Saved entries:
################
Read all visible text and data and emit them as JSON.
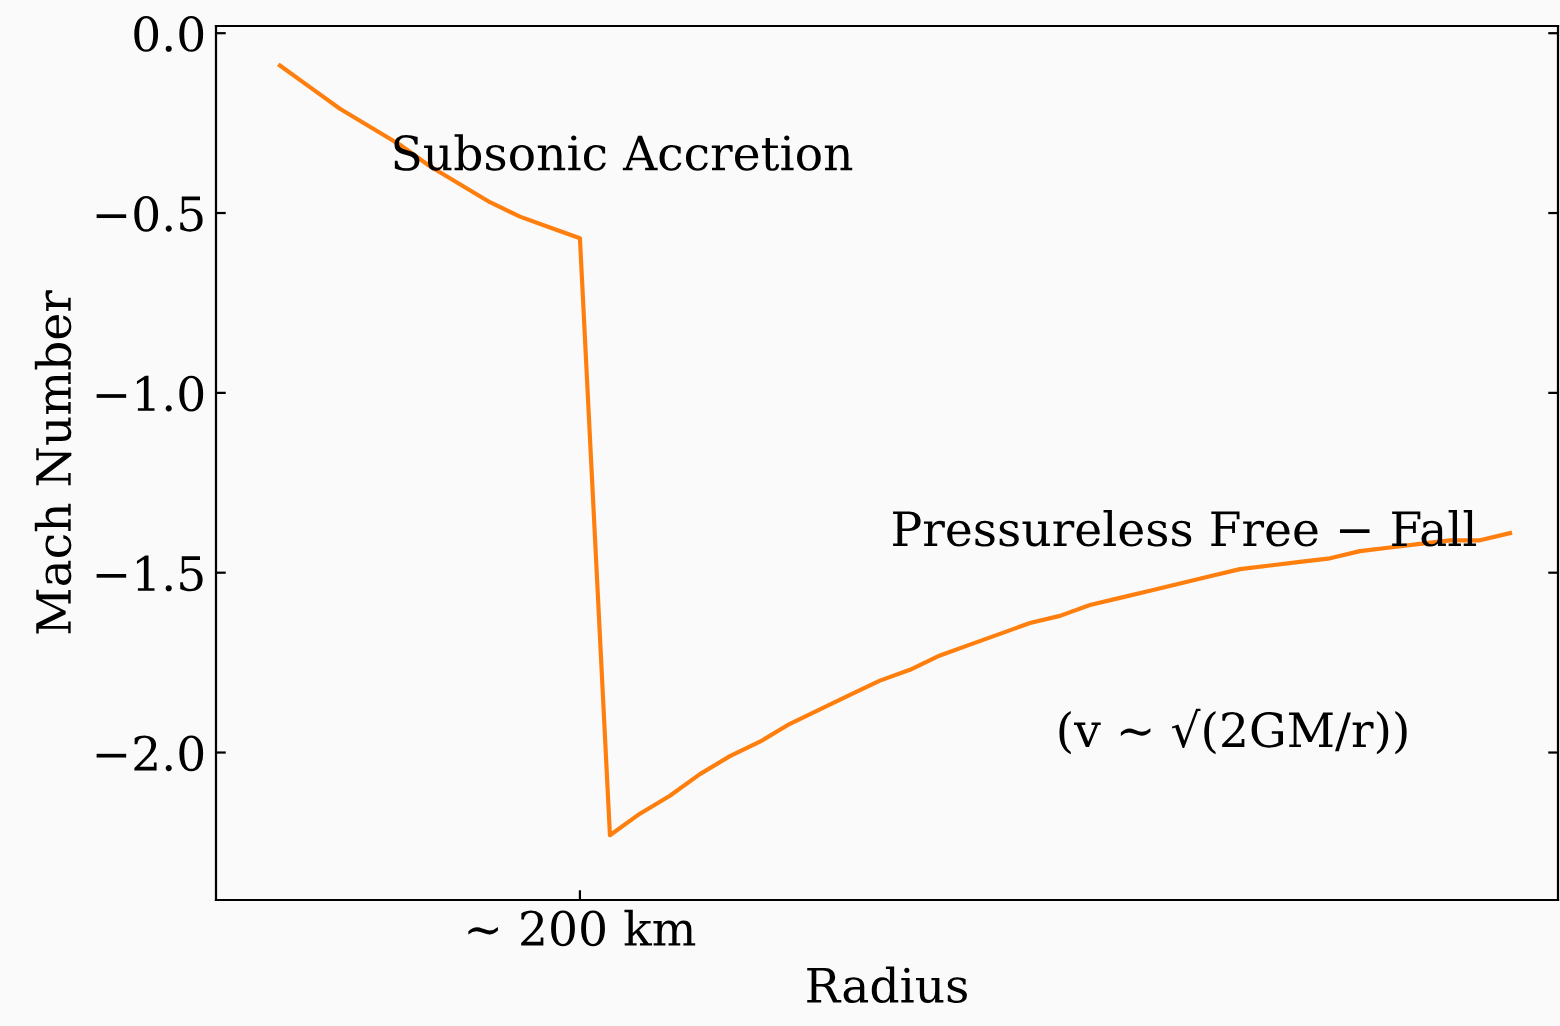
{
  "chart_data": {
    "type": "line",
    "xlabel": "Radius",
    "ylabel": "Mach Number",
    "categories": [
      null,
      null,
      null,
      null,
      null,
      null,
      null,
      null,
      null,
      null,
      "∼ 200 km",
      null,
      null,
      null,
      null,
      null,
      null,
      null,
      null,
      null,
      null,
      null,
      null,
      null,
      null,
      null,
      null,
      null,
      null,
      null,
      null,
      null,
      null,
      null,
      null,
      null,
      null,
      null,
      null,
      null,
      null,
      null
    ],
    "series": [
      {
        "color": "#ff7f0e",
        "values": [
          -0.09,
          -0.15,
          -0.21,
          -0.26,
          -0.31,
          -0.37,
          -0.42,
          -0.47,
          -0.51,
          -0.54,
          -0.57,
          -2.23,
          -2.17,
          -2.12,
          -2.06,
          -2.01,
          -1.97,
          -1.92,
          -1.88,
          -1.84,
          -1.8,
          -1.77,
          -1.73,
          -1.7,
          -1.67,
          -1.64,
          -1.62,
          -1.59,
          -1.57,
          -1.55,
          -1.53,
          -1.51,
          -1.49,
          -1.48,
          -1.47,
          -1.46,
          -1.44,
          -1.43,
          -1.42,
          -1.41,
          -1.41,
          -1.39
        ]
      }
    ],
    "ylim": [
      -2.41,
      0.02
    ],
    "yticks": [
      {
        "value": 0.0,
        "label": "0.0"
      },
      {
        "value": -0.5,
        "label": "−0.5"
      },
      {
        "value": -1.0,
        "label": "−1.0"
      },
      {
        "value": -1.5,
        "label": "−1.5"
      },
      {
        "value": -2.0,
        "label": "−2.0"
      }
    ],
    "annotations": [
      "Subsonic Accretion",
      "Pressureless Free − Fall",
      "(v ∼ √(2GM/r))"
    ],
    "grid": false,
    "legend": false,
    "marker": "none",
    "line_style": "solid"
  }
}
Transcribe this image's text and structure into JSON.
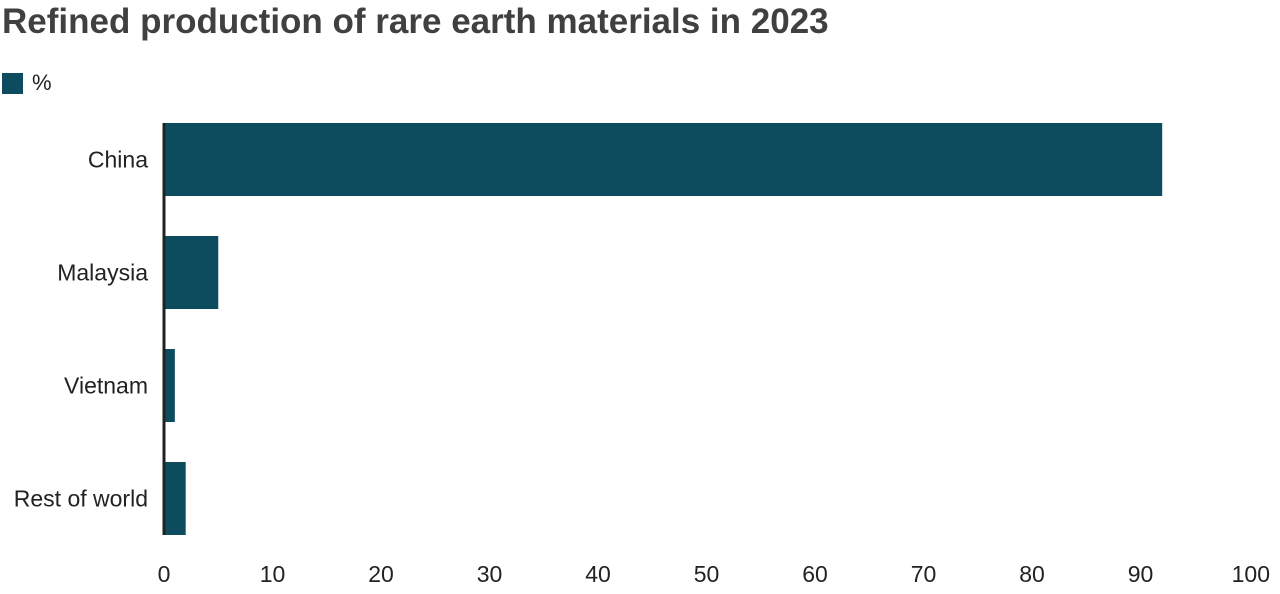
{
  "colors": {
    "bar": "#0d4c5f",
    "axis": "#222222"
  },
  "chart_data": {
    "type": "bar",
    "orientation": "horizontal",
    "title": "Refined production of rare earth materials in 2023",
    "categories": [
      "China",
      "Malaysia",
      "Vietnam",
      "Rest of world"
    ],
    "series": [
      {
        "name": "%",
        "values": [
          92,
          5,
          1,
          2
        ]
      }
    ],
    "xlim": [
      0,
      100
    ],
    "xticks": [
      "0",
      "10",
      "20",
      "30",
      "40",
      "50",
      "60",
      "70",
      "80",
      "90",
      "100"
    ],
    "grid": false,
    "legend": "top-left"
  }
}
################
§ TASK BRIEF
Give the data above again in full and unchanged, skipping the pictures.

§ OUTPUT FOR THIS TASK
Read all visible text and data and emit them as JSON.
{
  "chart_data": {
    "type": "line",
    "xlabel": "Radius",
    "ylabel": "Mach Number",
    "categories": [
      null,
      null,
      null,
      null,
      null,
      null,
      null,
      null,
      null,
      null,
      "∼ 200 km",
      null,
      null,
      null,
      null,
      null,
      null,
      null,
      null,
      null,
      null,
      null,
      null,
      null,
      null,
      null,
      null,
      null,
      null,
      null,
      null,
      null,
      null,
      null,
      null,
      null,
      null,
      null,
      null,
      null,
      null,
      null
    ],
    "series": [
      {
        "color": "#ff7f0e",
        "values": [
          -0.09,
          -0.15,
          -0.21,
          -0.26,
          -0.31,
          -0.37,
          -0.42,
          -0.47,
          -0.51,
          -0.54,
          -0.57,
          -2.23,
          -2.17,
          -2.12,
          -2.06,
          -2.01,
          -1.97,
          -1.92,
          -1.88,
          -1.84,
          -1.8,
          -1.77,
          -1.73,
          -1.7,
          -1.67,
          -1.64,
          -1.62,
          -1.59,
          -1.57,
          -1.55,
          -1.53,
          -1.51,
          -1.49,
          -1.48,
          -1.47,
          -1.46,
          -1.44,
          -1.43,
          -1.42,
          -1.41,
          -1.41,
          -1.39
        ]
      }
    ],
    "ylim": [
      -2.41,
      0.02
    ],
    "yticks": [
      {
        "value": 0.0,
        "label": "0.0"
      },
      {
        "value": -0.5,
        "label": "−0.5"
      },
      {
        "value": -1.0,
        "label": "−1.0"
      },
      {
        "value": -1.5,
        "label": "−1.5"
      },
      {
        "value": -2.0,
        "label": "−2.0"
      }
    ],
    "annotations": [
      "Subsonic Accretion",
      "Pressureless Free − Fall",
      "(v ∼ √(2GM/r))"
    ],
    "grid": false,
    "legend": false,
    "marker": "none",
    "line_style": "solid"
  }
}
Transcribe this image's text and structure into JSON.
{
  "colors": {
    "bar": "#0d4c5f",
    "axis": "#222222"
  },
  "chart_data": {
    "type": "bar",
    "orientation": "horizontal",
    "title": "Refined production of rare earth materials in 2023",
    "categories": [
      "China",
      "Malaysia",
      "Vietnam",
      "Rest of world"
    ],
    "series": [
      {
        "name": "%",
        "values": [
          92,
          5,
          1,
          2
        ]
      }
    ],
    "xlim": [
      0,
      100
    ],
    "xticks": [
      "0",
      "10",
      "20",
      "30",
      "40",
      "50",
      "60",
      "70",
      "80",
      "90",
      "100"
    ],
    "grid": false,
    "legend": "top-left"
  }
}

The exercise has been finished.